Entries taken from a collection
____
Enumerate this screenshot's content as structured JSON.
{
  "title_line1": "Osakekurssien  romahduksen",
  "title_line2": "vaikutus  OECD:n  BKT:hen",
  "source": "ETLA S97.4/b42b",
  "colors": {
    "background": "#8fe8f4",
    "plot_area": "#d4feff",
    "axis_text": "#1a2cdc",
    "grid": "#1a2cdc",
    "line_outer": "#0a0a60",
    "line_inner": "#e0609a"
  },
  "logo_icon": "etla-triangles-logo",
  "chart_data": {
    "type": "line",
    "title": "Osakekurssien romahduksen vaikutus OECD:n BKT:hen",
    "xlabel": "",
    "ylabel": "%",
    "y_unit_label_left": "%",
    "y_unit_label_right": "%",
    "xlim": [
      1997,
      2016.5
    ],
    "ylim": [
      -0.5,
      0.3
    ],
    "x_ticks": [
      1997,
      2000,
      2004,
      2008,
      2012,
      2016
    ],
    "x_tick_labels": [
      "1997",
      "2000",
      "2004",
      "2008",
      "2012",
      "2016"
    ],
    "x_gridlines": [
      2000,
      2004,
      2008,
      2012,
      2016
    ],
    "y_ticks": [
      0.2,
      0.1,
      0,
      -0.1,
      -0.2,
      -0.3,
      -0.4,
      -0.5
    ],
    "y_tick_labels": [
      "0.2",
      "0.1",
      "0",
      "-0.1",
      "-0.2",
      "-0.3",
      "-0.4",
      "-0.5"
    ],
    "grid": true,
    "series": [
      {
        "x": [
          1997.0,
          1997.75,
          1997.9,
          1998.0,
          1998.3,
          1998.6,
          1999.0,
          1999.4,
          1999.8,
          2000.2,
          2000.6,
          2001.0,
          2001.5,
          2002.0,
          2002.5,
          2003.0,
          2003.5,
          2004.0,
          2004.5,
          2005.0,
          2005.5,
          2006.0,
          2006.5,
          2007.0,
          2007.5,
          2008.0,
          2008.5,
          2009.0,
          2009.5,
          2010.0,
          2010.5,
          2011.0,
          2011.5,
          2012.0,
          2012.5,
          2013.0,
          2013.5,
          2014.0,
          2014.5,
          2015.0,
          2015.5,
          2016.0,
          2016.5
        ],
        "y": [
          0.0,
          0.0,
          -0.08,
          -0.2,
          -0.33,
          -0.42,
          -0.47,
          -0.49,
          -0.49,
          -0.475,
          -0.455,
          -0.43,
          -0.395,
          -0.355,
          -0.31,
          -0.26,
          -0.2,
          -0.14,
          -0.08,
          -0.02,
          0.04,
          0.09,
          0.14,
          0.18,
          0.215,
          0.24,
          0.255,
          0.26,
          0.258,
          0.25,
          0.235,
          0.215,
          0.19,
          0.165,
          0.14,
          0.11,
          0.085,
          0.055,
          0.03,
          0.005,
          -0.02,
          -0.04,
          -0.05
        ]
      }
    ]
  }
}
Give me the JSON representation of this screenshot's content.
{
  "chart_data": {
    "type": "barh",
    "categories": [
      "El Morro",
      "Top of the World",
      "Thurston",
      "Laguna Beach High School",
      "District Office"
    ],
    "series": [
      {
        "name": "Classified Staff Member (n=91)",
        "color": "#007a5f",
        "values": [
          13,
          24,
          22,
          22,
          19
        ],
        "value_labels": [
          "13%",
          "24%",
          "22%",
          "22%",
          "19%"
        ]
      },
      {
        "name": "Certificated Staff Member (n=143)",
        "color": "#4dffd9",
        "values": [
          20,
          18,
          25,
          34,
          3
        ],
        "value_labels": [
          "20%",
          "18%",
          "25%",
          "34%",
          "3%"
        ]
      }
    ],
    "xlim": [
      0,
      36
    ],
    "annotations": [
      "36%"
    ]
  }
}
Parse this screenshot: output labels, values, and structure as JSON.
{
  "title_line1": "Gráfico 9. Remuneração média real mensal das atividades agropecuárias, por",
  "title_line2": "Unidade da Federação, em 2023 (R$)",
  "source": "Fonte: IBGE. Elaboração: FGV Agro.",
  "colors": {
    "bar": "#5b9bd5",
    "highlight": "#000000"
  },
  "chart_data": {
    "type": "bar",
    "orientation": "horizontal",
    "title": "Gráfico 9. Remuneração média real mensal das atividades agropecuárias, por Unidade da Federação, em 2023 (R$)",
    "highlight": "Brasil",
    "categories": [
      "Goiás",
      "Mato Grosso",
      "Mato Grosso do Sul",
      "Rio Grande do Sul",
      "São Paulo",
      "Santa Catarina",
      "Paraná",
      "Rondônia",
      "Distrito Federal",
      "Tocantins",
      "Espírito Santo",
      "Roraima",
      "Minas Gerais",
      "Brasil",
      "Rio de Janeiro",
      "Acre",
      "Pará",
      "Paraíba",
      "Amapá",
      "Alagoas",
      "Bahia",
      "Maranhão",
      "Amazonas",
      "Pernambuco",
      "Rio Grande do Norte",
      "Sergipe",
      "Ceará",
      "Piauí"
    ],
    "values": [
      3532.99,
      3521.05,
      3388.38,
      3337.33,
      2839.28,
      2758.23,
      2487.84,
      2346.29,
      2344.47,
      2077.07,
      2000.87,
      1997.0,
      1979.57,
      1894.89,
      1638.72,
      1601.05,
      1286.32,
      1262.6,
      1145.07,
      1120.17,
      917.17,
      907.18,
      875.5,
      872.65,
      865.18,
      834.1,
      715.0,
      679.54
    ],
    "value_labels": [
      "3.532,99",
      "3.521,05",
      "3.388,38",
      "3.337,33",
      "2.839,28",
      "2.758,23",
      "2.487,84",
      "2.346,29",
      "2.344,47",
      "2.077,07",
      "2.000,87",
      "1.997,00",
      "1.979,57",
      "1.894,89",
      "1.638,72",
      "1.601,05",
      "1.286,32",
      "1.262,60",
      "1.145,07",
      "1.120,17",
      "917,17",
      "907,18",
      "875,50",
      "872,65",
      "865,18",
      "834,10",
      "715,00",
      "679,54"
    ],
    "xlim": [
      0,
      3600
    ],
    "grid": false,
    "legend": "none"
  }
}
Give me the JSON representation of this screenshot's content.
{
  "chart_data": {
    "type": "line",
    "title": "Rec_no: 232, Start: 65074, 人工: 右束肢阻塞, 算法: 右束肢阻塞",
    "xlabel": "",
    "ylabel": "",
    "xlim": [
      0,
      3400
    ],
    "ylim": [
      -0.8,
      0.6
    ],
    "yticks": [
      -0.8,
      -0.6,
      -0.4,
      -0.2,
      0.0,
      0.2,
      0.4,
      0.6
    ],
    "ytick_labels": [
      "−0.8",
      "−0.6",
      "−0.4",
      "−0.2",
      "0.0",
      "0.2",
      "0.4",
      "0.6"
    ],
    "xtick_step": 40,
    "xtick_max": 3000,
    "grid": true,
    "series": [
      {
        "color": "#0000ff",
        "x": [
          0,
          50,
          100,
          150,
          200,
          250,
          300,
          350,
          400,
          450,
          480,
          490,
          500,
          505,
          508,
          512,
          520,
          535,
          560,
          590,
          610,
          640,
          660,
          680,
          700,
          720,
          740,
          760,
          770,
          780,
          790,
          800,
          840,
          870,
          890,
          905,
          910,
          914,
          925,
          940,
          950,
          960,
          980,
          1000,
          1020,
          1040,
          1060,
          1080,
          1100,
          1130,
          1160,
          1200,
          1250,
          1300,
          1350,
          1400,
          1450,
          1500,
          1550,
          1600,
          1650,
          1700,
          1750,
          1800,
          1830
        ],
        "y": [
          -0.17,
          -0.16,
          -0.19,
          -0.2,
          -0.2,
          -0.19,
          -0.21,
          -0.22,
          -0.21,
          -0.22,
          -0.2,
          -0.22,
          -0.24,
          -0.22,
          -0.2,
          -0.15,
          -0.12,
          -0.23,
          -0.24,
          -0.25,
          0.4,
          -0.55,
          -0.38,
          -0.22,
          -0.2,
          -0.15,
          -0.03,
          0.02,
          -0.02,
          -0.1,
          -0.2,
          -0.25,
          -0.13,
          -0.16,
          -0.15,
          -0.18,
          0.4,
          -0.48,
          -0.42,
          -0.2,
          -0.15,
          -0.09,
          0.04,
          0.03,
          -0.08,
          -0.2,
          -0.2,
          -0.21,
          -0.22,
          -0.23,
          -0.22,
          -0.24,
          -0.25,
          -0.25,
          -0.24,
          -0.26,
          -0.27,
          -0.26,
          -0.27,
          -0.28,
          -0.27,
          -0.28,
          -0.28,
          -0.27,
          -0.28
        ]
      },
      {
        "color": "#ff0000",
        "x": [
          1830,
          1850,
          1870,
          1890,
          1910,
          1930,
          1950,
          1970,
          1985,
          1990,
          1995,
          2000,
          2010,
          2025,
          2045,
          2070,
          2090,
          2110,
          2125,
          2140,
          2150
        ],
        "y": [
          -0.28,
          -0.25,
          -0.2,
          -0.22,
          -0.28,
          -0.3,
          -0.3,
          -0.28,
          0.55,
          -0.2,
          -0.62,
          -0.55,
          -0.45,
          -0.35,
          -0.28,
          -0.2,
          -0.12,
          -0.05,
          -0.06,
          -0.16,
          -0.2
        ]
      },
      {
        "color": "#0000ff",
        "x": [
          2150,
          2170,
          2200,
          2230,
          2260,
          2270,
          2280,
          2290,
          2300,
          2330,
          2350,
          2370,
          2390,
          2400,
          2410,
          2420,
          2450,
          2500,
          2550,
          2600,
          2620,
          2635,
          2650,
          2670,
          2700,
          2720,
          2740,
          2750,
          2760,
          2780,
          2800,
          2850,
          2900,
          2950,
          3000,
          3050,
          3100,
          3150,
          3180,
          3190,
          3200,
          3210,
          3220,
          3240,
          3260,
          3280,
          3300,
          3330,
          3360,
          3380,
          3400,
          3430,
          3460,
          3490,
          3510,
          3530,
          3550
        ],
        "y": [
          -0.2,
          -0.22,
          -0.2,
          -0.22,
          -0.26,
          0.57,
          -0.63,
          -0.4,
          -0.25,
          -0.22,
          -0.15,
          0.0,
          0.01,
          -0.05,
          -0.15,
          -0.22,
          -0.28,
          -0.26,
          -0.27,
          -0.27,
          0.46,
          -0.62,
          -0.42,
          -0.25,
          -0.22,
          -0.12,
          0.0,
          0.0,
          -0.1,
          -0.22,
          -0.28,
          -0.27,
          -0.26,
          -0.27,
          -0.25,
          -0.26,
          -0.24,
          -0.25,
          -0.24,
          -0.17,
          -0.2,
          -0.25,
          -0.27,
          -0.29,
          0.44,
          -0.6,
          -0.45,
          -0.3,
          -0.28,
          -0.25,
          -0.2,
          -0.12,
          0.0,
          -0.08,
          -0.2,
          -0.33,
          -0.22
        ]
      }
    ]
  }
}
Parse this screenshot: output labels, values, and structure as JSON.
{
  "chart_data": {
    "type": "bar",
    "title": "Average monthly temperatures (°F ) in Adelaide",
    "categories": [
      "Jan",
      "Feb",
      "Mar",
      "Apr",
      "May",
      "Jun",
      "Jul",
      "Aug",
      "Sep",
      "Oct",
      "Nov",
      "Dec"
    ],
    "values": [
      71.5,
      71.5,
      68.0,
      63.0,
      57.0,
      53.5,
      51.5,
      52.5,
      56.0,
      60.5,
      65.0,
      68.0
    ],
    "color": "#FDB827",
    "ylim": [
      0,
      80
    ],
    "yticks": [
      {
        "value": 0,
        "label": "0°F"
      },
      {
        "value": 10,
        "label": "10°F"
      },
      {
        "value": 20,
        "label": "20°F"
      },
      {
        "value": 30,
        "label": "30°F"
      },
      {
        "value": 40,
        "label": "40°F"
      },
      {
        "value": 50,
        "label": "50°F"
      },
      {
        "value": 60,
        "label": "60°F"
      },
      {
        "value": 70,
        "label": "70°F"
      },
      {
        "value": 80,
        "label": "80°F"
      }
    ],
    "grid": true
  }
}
____
▸ WHAT IS EXPECTED: Examine the records and pull out every line where the string "Unidade" occurs.

▸ ANSWER TO THIS PROBLEM:
  "title_line2": "Unidade da Federação, em 2023 (R$)",
    "title": "Gráfico 9. Remuneração média real mensal das atividades agropecuárias, por Unidade da Federação, em 2023 (R$)",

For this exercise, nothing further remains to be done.